- Problems to work on
(1) In the excerpt on Lee's teaching, what kind of relationship does Lee see his position as?
(2) Rewrite the listing from its first line up to and including the line with "velocity-arrow [257,98,261,105]", swapping "y-tick-label" for "y-axis-label" and leaving everything else unchanged. Return only those lines.

- Excerpt
** START **

The things that make Lee different from the other educators on campus are his teaching methods and his philosophies about teaching and learning. Whereas some educators see their position as an educator-to-student relationship, Lee sees his position as a student-to-student relationship.
“From my perspective, I don’t have an enormous wealth of information that I’m transferring over to the students,” he said. “What I do attempt to do is, instead, by almost any means possible, provoke thought.
“My pedagogical technique is based on an undermining of my position of authority, with some restraints, so I’m not standing in front of the class playing the role of expert but rather put on display my own process of learning in relation to the text.”
Lee does not see himself as a “Colossus” that bestrides the classroom, but merely as a pupil continuing his education. In every class, he goes in with the intent to help the students learn to think for themselves.

** END **

[Items listed in a dataset]

** START **

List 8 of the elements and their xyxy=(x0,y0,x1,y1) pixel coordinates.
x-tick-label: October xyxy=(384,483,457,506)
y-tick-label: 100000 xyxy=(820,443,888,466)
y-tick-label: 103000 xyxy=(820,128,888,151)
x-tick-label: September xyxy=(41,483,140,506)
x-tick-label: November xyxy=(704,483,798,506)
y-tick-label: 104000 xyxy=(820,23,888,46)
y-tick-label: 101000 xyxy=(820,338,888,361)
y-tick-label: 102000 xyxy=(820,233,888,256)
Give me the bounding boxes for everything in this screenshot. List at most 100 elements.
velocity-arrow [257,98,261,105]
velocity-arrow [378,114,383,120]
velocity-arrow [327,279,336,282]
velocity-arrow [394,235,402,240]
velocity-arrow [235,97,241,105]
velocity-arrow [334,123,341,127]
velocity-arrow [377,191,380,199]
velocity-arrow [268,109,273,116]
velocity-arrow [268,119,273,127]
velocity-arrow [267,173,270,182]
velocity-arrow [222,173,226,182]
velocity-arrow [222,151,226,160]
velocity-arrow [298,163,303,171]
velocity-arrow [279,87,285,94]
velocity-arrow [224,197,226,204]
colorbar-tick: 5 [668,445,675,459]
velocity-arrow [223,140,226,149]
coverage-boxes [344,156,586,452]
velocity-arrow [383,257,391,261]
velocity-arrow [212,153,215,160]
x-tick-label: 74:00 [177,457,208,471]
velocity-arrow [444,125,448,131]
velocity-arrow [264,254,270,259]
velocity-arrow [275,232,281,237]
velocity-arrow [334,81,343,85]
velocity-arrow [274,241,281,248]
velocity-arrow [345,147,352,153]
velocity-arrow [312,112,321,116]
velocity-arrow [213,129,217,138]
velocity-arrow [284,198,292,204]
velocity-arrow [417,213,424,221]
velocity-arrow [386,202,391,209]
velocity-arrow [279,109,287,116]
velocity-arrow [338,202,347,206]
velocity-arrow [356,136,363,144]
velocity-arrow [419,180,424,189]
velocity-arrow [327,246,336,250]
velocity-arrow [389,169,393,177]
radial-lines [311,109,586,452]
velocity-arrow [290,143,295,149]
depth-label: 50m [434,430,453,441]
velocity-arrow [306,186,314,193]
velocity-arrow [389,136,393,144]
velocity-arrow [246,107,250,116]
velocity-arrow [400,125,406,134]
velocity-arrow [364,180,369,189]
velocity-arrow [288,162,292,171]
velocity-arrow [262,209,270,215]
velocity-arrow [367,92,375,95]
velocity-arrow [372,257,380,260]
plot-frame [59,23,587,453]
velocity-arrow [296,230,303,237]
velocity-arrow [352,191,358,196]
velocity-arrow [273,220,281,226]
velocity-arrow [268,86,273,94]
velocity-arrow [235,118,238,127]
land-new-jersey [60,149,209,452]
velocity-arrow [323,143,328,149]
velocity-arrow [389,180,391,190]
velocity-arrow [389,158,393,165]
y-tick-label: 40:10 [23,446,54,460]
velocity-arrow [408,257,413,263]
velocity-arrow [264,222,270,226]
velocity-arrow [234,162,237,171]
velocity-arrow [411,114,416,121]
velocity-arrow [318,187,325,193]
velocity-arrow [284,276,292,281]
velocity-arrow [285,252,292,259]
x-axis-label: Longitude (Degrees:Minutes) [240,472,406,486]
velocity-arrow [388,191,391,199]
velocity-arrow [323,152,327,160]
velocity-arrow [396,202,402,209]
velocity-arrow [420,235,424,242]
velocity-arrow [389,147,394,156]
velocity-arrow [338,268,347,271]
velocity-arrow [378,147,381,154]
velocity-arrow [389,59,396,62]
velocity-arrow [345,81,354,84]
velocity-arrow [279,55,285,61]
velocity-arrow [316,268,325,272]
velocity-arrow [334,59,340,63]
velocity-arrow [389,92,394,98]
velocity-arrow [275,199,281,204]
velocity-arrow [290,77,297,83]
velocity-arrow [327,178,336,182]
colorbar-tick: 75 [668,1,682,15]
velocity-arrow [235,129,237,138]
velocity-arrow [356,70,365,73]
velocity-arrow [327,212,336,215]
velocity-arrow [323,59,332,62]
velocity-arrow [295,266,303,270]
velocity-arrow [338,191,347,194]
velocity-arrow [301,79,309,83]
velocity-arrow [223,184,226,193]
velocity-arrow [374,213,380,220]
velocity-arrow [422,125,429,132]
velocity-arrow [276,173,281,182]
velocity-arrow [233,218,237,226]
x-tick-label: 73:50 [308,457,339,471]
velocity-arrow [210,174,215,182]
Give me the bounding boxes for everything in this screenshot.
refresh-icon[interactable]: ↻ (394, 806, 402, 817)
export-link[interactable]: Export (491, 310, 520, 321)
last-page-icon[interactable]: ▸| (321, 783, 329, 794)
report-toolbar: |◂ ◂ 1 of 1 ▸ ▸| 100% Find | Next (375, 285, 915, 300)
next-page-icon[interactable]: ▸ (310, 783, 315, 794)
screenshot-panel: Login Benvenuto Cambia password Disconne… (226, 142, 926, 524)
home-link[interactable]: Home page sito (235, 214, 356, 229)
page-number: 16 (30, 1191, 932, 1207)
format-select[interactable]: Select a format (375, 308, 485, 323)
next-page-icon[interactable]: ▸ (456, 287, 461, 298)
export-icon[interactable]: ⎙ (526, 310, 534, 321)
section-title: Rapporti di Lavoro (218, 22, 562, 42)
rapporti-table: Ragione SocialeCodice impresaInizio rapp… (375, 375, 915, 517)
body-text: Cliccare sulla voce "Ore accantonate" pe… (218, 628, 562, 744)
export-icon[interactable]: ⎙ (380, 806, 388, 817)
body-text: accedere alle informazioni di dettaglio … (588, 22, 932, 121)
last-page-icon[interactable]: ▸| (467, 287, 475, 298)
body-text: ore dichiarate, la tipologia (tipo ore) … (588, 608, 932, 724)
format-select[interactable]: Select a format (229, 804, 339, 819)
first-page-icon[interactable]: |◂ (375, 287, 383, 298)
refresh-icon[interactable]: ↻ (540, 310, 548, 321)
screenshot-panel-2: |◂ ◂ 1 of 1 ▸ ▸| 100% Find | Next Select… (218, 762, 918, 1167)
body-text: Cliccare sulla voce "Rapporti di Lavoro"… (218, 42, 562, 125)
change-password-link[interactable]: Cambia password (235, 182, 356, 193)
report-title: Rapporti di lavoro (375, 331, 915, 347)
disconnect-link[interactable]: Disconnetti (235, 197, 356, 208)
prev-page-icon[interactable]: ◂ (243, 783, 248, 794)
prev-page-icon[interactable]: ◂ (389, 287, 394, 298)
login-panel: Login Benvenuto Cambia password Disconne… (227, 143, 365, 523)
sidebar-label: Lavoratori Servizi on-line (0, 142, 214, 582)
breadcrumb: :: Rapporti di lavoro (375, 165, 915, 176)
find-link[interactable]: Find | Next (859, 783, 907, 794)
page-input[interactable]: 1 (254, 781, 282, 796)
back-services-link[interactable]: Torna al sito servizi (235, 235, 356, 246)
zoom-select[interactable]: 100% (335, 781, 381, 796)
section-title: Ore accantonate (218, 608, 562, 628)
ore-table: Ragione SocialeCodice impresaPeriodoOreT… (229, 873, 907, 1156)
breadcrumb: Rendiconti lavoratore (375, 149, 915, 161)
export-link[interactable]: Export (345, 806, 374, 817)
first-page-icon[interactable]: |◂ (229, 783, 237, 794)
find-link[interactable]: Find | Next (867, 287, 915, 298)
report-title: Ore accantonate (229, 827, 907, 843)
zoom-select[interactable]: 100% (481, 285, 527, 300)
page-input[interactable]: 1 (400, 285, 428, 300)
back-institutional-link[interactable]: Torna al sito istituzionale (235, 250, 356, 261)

** END **

- Expected outputs
(1) A student-to-student relationship.

(2)
List 8 of the elements and their xyxy=(x0,y0,x1,y1) pixel coordinates.
x-tick-label: October xyxy=(384,483,457,506)
y-axis-label: 100000 xyxy=(820,443,888,466)
y-axis-label: 103000 xyxy=(820,128,888,151)
x-tick-label: September xyxy=(41,483,140,506)
x-tick-label: November xyxy=(704,483,798,506)
y-axis-label: 104000 xyxy=(820,23,888,46)
y-axis-label: 101000 xyxy=(820,338,888,361)
y-axis-label: 102000 xyxy=(820,233,888,256)
Give me the bounding boxes for everything in this screenshot. List at most 100 elements.
velocity-arrow [257,98,261,105]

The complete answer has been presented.